- [WRITTEN REQUEST] Would you restate all the data that follows, word for word?

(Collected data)
---

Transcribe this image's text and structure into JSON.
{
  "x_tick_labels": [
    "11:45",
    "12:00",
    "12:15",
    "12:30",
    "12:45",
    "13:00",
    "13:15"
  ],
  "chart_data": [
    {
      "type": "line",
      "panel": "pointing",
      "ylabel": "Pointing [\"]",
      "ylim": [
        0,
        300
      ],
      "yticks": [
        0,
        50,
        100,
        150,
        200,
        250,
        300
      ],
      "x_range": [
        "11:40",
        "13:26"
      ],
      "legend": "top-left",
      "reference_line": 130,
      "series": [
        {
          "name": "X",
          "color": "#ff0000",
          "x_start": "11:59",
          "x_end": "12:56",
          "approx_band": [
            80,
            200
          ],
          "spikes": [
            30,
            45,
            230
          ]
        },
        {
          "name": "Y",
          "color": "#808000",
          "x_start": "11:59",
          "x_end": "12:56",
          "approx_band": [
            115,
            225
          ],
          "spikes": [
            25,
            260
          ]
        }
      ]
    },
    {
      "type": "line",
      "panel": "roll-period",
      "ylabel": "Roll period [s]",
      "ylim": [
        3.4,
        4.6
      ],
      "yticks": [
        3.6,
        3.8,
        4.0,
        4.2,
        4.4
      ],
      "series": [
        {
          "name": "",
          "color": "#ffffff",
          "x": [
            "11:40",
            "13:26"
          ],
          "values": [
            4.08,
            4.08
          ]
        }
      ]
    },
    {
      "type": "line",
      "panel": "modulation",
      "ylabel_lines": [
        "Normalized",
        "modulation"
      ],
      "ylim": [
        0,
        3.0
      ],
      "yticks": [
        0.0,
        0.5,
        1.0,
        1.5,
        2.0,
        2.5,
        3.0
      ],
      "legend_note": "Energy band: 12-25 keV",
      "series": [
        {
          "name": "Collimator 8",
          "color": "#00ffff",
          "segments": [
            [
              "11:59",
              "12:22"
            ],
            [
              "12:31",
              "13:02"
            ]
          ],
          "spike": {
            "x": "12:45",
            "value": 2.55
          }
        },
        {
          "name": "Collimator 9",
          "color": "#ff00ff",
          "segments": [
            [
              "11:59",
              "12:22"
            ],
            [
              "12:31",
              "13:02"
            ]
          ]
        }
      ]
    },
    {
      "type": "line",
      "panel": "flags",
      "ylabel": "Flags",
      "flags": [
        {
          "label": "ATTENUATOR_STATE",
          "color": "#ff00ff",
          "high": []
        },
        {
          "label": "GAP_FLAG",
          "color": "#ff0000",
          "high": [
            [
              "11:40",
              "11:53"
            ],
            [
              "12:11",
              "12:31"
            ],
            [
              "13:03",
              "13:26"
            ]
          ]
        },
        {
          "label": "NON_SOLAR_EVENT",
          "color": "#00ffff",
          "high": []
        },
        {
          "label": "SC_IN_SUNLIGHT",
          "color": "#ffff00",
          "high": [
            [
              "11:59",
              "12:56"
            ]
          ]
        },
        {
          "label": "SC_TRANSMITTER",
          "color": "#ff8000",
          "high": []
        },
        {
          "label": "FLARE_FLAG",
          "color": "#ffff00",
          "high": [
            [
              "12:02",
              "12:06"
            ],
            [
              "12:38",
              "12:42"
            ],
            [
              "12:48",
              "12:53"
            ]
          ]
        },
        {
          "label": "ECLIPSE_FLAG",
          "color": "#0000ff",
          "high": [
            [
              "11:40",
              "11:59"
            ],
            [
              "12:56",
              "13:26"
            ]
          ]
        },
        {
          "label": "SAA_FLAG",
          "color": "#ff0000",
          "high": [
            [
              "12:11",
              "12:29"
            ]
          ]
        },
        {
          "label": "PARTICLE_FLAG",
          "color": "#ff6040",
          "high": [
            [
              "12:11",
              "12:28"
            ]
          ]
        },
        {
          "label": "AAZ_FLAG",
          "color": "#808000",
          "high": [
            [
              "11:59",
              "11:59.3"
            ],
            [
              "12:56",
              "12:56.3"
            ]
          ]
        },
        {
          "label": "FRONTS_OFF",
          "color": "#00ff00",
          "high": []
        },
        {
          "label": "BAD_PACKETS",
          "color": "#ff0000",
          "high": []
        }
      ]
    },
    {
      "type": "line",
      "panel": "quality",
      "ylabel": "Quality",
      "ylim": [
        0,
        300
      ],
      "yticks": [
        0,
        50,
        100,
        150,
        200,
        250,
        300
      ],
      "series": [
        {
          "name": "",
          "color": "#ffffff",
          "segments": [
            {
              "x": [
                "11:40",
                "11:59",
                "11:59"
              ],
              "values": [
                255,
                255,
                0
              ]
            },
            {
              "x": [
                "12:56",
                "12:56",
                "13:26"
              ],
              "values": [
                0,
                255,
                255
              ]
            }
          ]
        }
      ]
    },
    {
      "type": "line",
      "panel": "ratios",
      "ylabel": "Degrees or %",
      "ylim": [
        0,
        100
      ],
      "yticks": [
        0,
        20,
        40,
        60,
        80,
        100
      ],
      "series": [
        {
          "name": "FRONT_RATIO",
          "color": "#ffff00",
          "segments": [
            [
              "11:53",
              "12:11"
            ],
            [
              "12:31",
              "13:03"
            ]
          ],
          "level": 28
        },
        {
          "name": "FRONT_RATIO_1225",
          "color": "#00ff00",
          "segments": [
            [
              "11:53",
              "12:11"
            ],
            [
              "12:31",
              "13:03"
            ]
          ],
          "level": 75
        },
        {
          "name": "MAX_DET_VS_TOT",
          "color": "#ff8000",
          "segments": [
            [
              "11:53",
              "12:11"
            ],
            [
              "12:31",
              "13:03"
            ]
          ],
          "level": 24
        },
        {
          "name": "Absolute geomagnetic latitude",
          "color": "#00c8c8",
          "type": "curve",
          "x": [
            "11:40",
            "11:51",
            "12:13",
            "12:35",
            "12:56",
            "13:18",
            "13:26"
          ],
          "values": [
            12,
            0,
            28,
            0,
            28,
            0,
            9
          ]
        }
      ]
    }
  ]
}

---

- [REPLY]
Transcribe this image's text and structure into JSON.
{
  "x_tick_labels": [
    "11:45",
    "12:00",
    "12:15",
    "12:30",
    "12:45",
    "13:00",
    "13:15"
  ],
  "chart_data": [
    {
      "type": "line",
      "panel": "pointing",
      "ylabel": "Pointing [\"]",
      "ylim": [
        0,
        300
      ],
      "yticks": [
        0,
        50,
        100,
        150,
        200,
        250,
        300
      ],
      "x_range": [
        "11:40",
        "13:26"
      ],
      "legend": "top-left",
      "reference_line": 130,
      "series": [
        {
          "name": "X",
          "color": "#ff0000",
          "x_start": "11:59",
          "x_end": "12:56",
          "approx_band": [
            80,
            200
          ],
          "spikes": [
            30,
            45,
            230
          ]
        },
        {
          "name": "Y",
          "color": "#808000",
          "x_start": "11:59",
          "x_end": "12:56",
          "approx_band": [
            115,
            225
          ],
          "spikes": [
            25,
            260
          ]
        }
      ]
    },
    {
      "type": "line",
      "panel": "roll-period",
      "ylabel": "Roll period [s]",
      "ylim": [
        3.4,
        4.6
      ],
      "yticks": [
        3.6,
        3.8,
        4.0,
        4.2,
        4.4
      ],
      "series": [
        {
          "name": "",
          "color": "#ffffff",
          "x": [
            "11:40",
            "13:26"
          ],
          "values": [
            4.08,
            4.08
          ]
        }
      ]
    },
    {
      "type": "line",
      "panel": "modulation",
      "ylabel_lines": [
        "Normalized",
        "modulation"
      ],
      "ylim": [
        0,
        3.0
      ],
      "yticks": [
        0.0,
        0.5,
        1.0,
        1.5,
        2.0,
        2.5,
        3.0
      ],
      "legend_note": "Energy band: 12-25 keV",
      "series": [
        {
          "name": "Collimator 8",
          "color": "#00ffff",
          "segments": [
            [
              "11:59",
              "12:22"
            ],
            [
              "12:31",
              "13:02"
            ]
          ],
          "spike": {
            "x": "12:45",
            "value": 2.55
          }
        },
        {
          "name": "Collimator 9",
          "color": "#ff00ff",
          "segments": [
            [
              "11:59",
              "12:22"
            ],
            [
              "12:31",
              "13:02"
            ]
          ]
        }
      ]
    },
    {
      "type": "line",
      "panel": "flags",
      "ylabel": "Flags",
      "flags": [
        {
          "label": "ATTENUATOR_STATE",
          "color": "#ff00ff",
          "high": []
        },
        {
          "label": "GAP_FLAG",
          "color": "#ff0000",
          "high": [
            [
              "11:40",
              "11:53"
            ],
            [
              "12:11",
              "12:31"
            ],
            [
              "13:03",
              "13:26"
            ]
          ]
        },
        {
          "label": "NON_SOLAR_EVENT",
          "color": "#00ffff",
          "high": []
        },
        {
          "label": "SC_IN_SUNLIGHT",
          "color": "#ffff00",
          "high": [
            [
              "11:59",
              "12:56"
            ]
          ]
        },
        {
          "label": "SC_TRANSMITTER",
          "color": "#ff8000",
          "high": []
        },
        {
          "label": "FLARE_FLAG",
          "color": "#ffff00",
          "high": [
            [
              "12:02",
              "12:06"
            ],
            [
              "12:38",
              "12:42"
            ],
            [
              "12:48",
              "12:53"
            ]
          ]
        },
        {
          "label": "ECLIPSE_FLAG",
          "color": "#0000ff",
          "high": [
            [
              "11:40",
              "11:59"
            ],
            [
              "12:56",
              "13:26"
            ]
          ]
        },
        {
          "label": "SAA_FLAG",
          "color": "#ff0000",
          "high": [
            [
              "12:11",
              "12:29"
            ]
          ]
        },
        {
          "label": "PARTICLE_FLAG",
          "color": "#ff6040",
          "high": [
            [
              "12:11",
              "12:28"
            ]
          ]
        },
        {
          "label": "AAZ_FLAG",
          "color": "#808000",
          "high": [
            [
              "11:59",
              "11:59.3"
            ],
            [
              "12:56",
              "12:56.3"
            ]
          ]
        },
        {
          "label": "FRONTS_OFF",
          "color": "#00ff00",
          "high": []
        },
        {
          "label": "BAD_PACKETS",
          "color": "#ff0000",
          "high": []
        }
      ]
    },
    {
      "type": "line",
      "panel": "quality",
      "ylabel": "Quality",
      "ylim": [
        0,
        300
      ],
      "yticks": [
        0,
        50,
        100,
        150,
        200,
        250,
        300
      ],
      "series": [
        {
          "name": "",
          "color": "#ffffff",
          "segments": [
            {
              "x": [
                "11:40",
                "11:59",
                "11:59"
              ],
              "values": [
                255,
                255,
                0
              ]
            },
            {
              "x": [
                "12:56",
                "12:56",
                "13:26"
              ],
              "values": [
                0,
                255,
                255
              ]
            }
          ]
        }
      ]
    },
    {
      "type": "line",
      "panel": "ratios",
      "ylabel": "Degrees or %",
      "ylim": [
        0,
        100
      ],
      "yticks": [
        0,
        20,
        40,
        60,
        80,
        100
      ],
      "series": [
        {
          "name": "FRONT_RATIO",
          "color": "#ffff00",
          "segments": [
            [
              "11:53",
              "12:11"
            ],
            [
              "12:31",
              "13:03"
            ]
          ],
          "level": 28
        },
        {
          "name": "FRONT_RATIO_1225",
          "color": "#00ff00",
          "segments": [
            [
              "11:53",
              "12:11"
            ],
            [
              "12:31",
              "13:03"
            ]
          ],
          "level": 75
        },
        {
          "name": "MAX_DET_VS_TOT",
          "color": "#ff8000",
          "segments": [
            [
              "11:53",
              "12:11"
            ],
            [
              "12:31",
              "13:03"
            ]
          ],
          "level": 24
        },
        {
          "name": "Absolute geomagnetic latitude",
          "color": "#00c8c8",
          "type": "curve",
          "x": [
            "11:40",
            "11:51",
            "12:13",
            "12:35",
            "12:56",
            "13:18",
            "13:26"
          ],
          "values": [
            12,
            0,
            28,
            0,
            28,
            0,
            9
          ]
        }
      ]
    }
  ]
}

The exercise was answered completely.